Objective: Where a line in the listing below contains the word "Regolamento", copy that line.

[Data excerpts]
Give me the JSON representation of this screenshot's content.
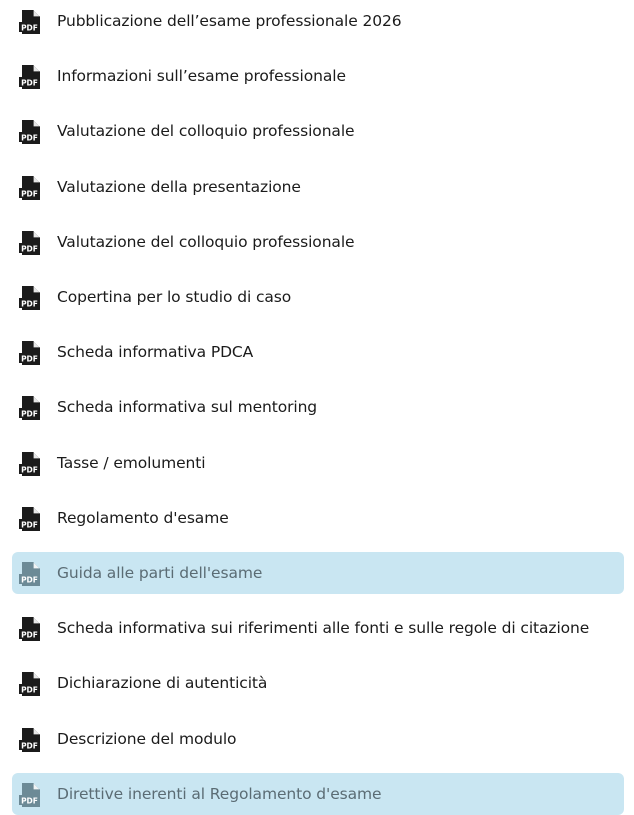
{
  "documents": {
    "icon": "pdf-file-icon",
    "icon_badge": "PDF",
    "colors": {
      "icon_default": "#1b1b1b",
      "icon_highlighted": "#6c8a96",
      "highlight_background": "#c9e6f2",
      "text_default": "#1b1b1b",
      "text_highlighted": "#5b6c74"
    },
    "items": [
      {
        "label": "Pubblicazione dell’esame professionale 2026",
        "highlighted": false
      },
      {
        "label": "Informazioni sull’esame professionale",
        "highlighted": false
      },
      {
        "label": "Valutazione del colloquio professionale",
        "highlighted": false
      },
      {
        "label": "Valutazione della presentazione",
        "highlighted": false
      },
      {
        "label": "Valutazione del colloquio professionale",
        "highlighted": false
      },
      {
        "label": "Copertina per lo studio di caso",
        "highlighted": false
      },
      {
        "label": "Scheda informativa PDCA",
        "highlighted": false
      },
      {
        "label": "Scheda informativa sul mentoring",
        "highlighted": false
      },
      {
        "label": "Tasse / emolumenti",
        "highlighted": false
      },
      {
        "label": "Regolamento d'esame",
        "highlighted": false
      },
      {
        "label": "Guida alle parti dell'esame",
        "highlighted": true
      },
      {
        "label": "Scheda informativa sui riferimenti alle fonti e sulle regole di citazione",
        "highlighted": false
      },
      {
        "label": "Dichiarazione di autenticità",
        "highlighted": false
      },
      {
        "label": "Descrizione del modulo",
        "highlighted": false
      },
      {
        "label": "Direttive inerenti al Regolamento d'esame",
        "highlighted": true
      }
    ]
  }
}
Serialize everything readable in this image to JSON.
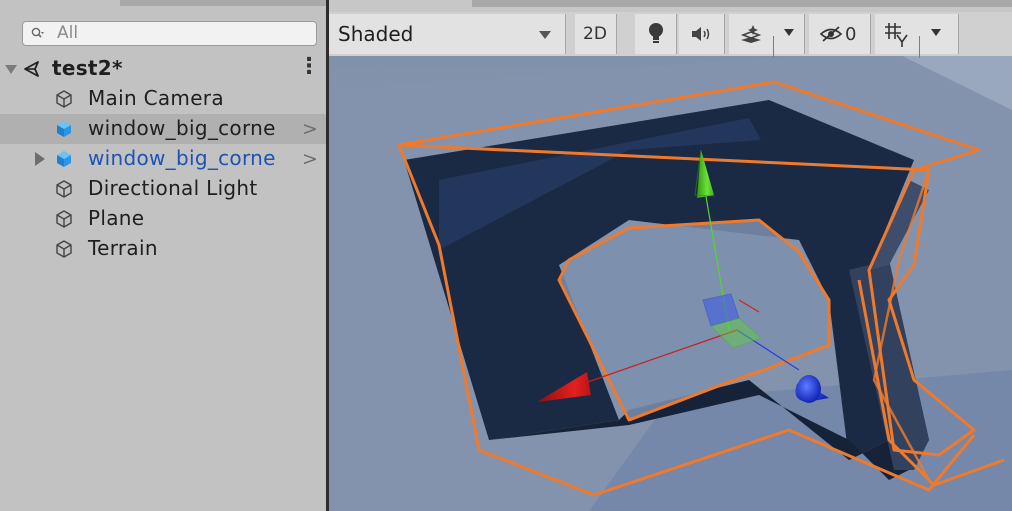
{
  "hierarchy": {
    "search": {
      "placeholder": "All"
    },
    "scene": {
      "name": "test2*",
      "menu_glyph": "⋮"
    },
    "items": [
      {
        "label": "Main Camera",
        "icon": "gameobject-icon",
        "selected": false
      },
      {
        "label": "window_big_corne",
        "icon": "prefab-icon",
        "selected": true,
        "chevron": ">"
      },
      {
        "label": "window_big_corne",
        "icon": "prefab-icon",
        "selected": false,
        "chevron": ">",
        "expandable": true
      },
      {
        "label": "Directional Light",
        "icon": "gameobject-icon",
        "selected": false
      },
      {
        "label": "Plane",
        "icon": "gameobject-icon",
        "selected": false
      },
      {
        "label": "Terrain",
        "icon": "gameobject-icon",
        "selected": false
      }
    ]
  },
  "scene_view": {
    "toolbar": {
      "shading_mode": "Shaded",
      "toggle_2d": "2D",
      "hidden_count": "0"
    },
    "colors": {
      "selection_outline": "#f07a2c",
      "gizmo_x": "#d21818",
      "gizmo_y": "#4ec826",
      "gizmo_z": "#1a3cd8",
      "mesh": "#1b2a42",
      "sky": "#8d9db5"
    }
  }
}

Answer for the task:
        "label": "Regolamento d'esame",
        "label": "Direttive inerenti al Regolamento d'esame",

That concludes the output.